§ **Work to be completed**: Below are records; reproduce exactly the lines from the one containing "Parse this screenshot: output" through the end, both included, and only those.

Stored entries
╔══
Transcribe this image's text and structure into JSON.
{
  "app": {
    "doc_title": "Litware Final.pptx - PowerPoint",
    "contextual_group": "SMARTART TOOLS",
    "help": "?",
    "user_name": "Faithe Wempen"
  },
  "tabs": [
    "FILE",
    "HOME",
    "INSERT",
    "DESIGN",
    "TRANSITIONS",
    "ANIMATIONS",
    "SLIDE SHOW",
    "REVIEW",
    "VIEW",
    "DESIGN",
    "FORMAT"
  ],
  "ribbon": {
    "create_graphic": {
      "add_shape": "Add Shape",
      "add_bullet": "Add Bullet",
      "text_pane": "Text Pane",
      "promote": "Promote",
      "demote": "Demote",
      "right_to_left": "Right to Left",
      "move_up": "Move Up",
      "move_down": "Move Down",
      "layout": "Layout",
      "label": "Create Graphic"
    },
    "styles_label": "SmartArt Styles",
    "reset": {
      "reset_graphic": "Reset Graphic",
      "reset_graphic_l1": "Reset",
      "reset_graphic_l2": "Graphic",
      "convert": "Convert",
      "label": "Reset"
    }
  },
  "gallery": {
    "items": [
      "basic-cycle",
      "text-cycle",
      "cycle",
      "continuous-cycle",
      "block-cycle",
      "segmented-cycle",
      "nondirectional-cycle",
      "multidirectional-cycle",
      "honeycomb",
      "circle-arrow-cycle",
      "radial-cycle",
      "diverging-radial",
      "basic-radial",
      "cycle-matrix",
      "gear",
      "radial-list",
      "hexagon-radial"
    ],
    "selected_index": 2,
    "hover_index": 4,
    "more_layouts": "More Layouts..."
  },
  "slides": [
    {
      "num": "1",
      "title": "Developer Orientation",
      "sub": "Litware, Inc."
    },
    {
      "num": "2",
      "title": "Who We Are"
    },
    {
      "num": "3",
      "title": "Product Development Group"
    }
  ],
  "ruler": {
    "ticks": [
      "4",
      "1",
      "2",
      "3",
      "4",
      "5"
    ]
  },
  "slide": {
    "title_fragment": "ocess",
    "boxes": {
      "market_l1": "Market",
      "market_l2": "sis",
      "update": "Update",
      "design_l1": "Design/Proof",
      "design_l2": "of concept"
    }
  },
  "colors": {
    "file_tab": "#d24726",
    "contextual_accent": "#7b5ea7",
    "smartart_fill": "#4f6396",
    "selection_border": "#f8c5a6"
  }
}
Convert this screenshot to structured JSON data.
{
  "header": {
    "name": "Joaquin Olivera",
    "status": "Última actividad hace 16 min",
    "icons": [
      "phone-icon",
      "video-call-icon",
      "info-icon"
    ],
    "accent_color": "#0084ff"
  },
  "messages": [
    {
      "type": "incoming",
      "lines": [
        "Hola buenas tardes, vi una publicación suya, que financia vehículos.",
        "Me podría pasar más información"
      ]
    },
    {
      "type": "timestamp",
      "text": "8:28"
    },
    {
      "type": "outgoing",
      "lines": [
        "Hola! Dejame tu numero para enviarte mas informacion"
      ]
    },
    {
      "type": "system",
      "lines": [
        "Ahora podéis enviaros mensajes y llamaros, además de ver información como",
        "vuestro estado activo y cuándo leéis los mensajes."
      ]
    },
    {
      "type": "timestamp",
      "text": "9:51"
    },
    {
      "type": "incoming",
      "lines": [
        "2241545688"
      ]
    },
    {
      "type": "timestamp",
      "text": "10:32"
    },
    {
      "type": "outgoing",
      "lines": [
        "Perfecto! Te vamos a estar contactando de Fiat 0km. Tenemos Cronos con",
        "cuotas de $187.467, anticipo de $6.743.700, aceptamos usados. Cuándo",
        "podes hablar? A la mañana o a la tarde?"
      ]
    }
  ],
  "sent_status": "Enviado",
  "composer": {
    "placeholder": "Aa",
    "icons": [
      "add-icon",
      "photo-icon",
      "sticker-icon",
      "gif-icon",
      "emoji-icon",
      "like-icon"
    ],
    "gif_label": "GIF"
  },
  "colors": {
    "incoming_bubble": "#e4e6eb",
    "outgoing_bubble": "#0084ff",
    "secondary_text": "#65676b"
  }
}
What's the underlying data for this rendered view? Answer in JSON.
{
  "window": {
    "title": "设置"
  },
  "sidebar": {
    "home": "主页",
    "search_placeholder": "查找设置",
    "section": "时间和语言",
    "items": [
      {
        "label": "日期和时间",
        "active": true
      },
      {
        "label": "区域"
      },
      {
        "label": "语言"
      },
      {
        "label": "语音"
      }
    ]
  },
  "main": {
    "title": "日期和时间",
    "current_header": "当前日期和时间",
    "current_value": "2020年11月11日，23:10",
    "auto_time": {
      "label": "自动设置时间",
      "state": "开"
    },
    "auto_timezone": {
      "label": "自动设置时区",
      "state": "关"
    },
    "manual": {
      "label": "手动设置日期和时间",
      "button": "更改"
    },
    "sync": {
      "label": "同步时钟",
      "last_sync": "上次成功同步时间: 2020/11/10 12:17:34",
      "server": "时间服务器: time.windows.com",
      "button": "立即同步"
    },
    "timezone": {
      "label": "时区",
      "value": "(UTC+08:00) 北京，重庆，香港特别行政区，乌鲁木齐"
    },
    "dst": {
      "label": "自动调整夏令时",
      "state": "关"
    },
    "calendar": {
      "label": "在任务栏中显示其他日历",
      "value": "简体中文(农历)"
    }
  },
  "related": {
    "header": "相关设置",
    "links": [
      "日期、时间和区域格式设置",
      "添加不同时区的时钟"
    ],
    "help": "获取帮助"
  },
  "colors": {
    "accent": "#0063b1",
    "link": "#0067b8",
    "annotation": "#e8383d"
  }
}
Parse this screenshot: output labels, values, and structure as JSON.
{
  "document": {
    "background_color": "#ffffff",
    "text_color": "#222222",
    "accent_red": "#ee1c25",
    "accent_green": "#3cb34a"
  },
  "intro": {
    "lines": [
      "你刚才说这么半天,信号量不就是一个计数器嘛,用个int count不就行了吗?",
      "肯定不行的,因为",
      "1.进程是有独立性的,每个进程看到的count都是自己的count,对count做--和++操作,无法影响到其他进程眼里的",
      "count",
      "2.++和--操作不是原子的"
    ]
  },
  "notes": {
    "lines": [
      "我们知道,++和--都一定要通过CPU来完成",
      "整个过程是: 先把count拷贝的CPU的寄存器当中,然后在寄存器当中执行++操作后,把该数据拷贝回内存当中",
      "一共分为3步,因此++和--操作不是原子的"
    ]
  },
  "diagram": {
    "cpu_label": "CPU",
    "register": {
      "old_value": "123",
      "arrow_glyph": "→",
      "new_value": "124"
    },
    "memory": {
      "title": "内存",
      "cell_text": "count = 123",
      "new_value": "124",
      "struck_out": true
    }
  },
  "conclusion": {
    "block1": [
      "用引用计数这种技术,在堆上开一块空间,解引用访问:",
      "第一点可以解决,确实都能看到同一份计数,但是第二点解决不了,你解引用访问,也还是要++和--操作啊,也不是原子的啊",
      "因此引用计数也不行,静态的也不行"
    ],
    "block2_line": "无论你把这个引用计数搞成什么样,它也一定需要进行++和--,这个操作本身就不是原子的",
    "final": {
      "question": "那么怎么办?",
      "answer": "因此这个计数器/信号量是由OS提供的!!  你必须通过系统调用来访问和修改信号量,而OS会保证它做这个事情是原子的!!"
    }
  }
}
╚══
§ **Output below**:
Parse this screenshot: output labels, values, and structure as JSON.
{
  "document": {
    "background_color": "#ffffff",
    "text_color": "#222222",
    "accent_red": "#ee1c25",
    "accent_green": "#3cb34a"
  },
  "intro": {
    "lines": [
      "你刚才说这么半天,信号量不就是一个计数器嘛,用个int count不就行了吗?",
      "肯定不行的,因为",
      "1.进程是有独立性的,每个进程看到的count都是自己的count,对count做--和++操作,无法影响到其他进程眼里的",
      "count",
      "2.++和--操作不是原子的"
    ]
  },
  "notes": {
    "lines": [
      "我们知道,++和--都一定要通过CPU来完成",
      "整个过程是: 先把count拷贝的CPU的寄存器当中,然后在寄存器当中执行++操作后,把该数据拷贝回内存当中",
      "一共分为3步,因此++和--操作不是原子的"
    ]
  },
  "diagram": {
    "cpu_label": "CPU",
    "register": {
      "old_value": "123",
      "arrow_glyph": "→",
      "new_value": "124"
    },
    "memory": {
      "title": "内存",
      "cell_text": "count = 123",
      "new_value": "124",
      "struck_out": true
    }
  },
  "conclusion": {
    "block1": [
      "用引用计数这种技术,在堆上开一块空间,解引用访问:",
      "第一点可以解决,确实都能看到同一份计数,但是第二点解决不了,你解引用访问,也还是要++和--操作啊,也不是原子的啊",
      "因此引用计数也不行,静态的也不行"
    ],
    "block2_line": "无论你把这个引用计数搞成什么样,它也一定需要进行++和--,这个操作本身就不是原子的",
    "final": {
      "question": "那么怎么办?",
      "answer": "因此这个计数器/信号量是由OS提供的!!  你必须通过系统调用来访问和修改信号量,而OS会保证它做这个事情是原子的!!"
    }
  }
}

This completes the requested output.